==== Listed entries ====

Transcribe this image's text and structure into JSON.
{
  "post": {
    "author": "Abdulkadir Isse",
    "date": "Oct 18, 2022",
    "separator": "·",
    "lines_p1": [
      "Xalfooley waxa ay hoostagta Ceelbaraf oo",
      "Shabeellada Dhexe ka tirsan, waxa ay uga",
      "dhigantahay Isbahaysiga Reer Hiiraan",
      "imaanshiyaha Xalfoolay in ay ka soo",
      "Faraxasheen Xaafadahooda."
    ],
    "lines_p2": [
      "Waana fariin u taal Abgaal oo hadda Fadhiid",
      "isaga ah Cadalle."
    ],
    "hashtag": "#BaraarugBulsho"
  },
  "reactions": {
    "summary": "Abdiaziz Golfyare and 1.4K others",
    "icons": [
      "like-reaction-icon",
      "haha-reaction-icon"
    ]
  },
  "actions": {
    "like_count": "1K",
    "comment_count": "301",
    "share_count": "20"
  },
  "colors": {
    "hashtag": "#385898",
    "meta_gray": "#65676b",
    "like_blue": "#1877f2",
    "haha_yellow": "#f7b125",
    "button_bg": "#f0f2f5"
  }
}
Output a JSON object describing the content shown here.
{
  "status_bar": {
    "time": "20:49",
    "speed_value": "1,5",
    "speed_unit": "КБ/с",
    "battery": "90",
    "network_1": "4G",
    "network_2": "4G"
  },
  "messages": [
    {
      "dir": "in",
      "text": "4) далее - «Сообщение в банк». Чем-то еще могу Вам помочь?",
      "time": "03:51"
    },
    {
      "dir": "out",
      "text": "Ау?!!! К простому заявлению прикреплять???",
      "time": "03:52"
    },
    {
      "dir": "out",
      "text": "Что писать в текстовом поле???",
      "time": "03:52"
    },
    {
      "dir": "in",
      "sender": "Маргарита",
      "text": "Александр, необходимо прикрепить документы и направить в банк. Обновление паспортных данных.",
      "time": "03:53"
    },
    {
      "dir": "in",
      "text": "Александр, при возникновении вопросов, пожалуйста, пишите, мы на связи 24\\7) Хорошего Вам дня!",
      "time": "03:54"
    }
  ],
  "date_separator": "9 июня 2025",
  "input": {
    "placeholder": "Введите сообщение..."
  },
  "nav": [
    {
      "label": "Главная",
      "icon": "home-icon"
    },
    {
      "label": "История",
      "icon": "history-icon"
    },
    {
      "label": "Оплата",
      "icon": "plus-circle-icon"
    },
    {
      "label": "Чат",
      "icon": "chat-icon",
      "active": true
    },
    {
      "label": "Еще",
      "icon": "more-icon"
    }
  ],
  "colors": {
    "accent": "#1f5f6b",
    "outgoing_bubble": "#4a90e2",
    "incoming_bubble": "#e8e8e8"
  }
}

====

(Exercise directions) Copy out every entry again, exactly as it was given.

(Worked answer)
Transcribe this image's text and structure into JSON.
{
  "post": {
    "author": "Abdulkadir Isse",
    "date": "Oct 18, 2022",
    "separator": "·",
    "lines_p1": [
      "Xalfooley waxa ay hoostagta Ceelbaraf oo",
      "Shabeellada Dhexe ka tirsan, waxa ay uga",
      "dhigantahay Isbahaysiga Reer Hiiraan",
      "imaanshiyaha Xalfoolay in ay ka soo",
      "Faraxasheen Xaafadahooda."
    ],
    "lines_p2": [
      "Waana fariin u taal Abgaal oo hadda Fadhiid",
      "isaga ah Cadalle."
    ],
    "hashtag": "#BaraarugBulsho"
  },
  "reactions": {
    "summary": "Abdiaziz Golfyare and 1.4K others",
    "icons": [
      "like-reaction-icon",
      "haha-reaction-icon"
    ]
  },
  "actions": {
    "like_count": "1K",
    "comment_count": "301",
    "share_count": "20"
  },
  "colors": {
    "hashtag": "#385898",
    "meta_gray": "#65676b",
    "like_blue": "#1877f2",
    "haha_yellow": "#f7b125",
    "button_bg": "#f0f2f5"
  }
}
Output a JSON object describing the content shown here.
{
  "status_bar": {
    "time": "20:49",
    "speed_value": "1,5",
    "speed_unit": "КБ/с",
    "battery": "90",
    "network_1": "4G",
    "network_2": "4G"
  },
  "messages": [
    {
      "dir": "in",
      "text": "4) далее - «Сообщение в банк». Чем-то еще могу Вам помочь?",
      "time": "03:51"
    },
    {
      "dir": "out",
      "text": "Ау?!!! К простому заявлению прикреплять???",
      "time": "03:52"
    },
    {
      "dir": "out",
      "text": "Что писать в текстовом поле???",
      "time": "03:52"
    },
    {
      "dir": "in",
      "sender": "Маргарита",
      "text": "Александр, необходимо прикрепить документы и направить в банк. Обновление паспортных данных.",
      "time": "03:53"
    },
    {
      "dir": "in",
      "text": "Александр, при возникновении вопросов, пожалуйста, пишите, мы на связи 24\\7) Хорошего Вам дня!",
      "time": "03:54"
    }
  ],
  "date_separator": "9 июня 2025",
  "input": {
    "placeholder": "Введите сообщение..."
  },
  "nav": [
    {
      "label": "Главная",
      "icon": "home-icon"
    },
    {
      "label": "История",
      "icon": "history-icon"
    },
    {
      "label": "Оплата",
      "icon": "plus-circle-icon"
    },
    {
      "label": "Чат",
      "icon": "chat-icon",
      "active": true
    },
    {
      "label": "Еще",
      "icon": "more-icon"
    }
  ],
  "colors": {
    "accent": "#1f5f6b",
    "outgoing_bubble": "#4a90e2",
    "incoming_bubble": "#e8e8e8"
  }
}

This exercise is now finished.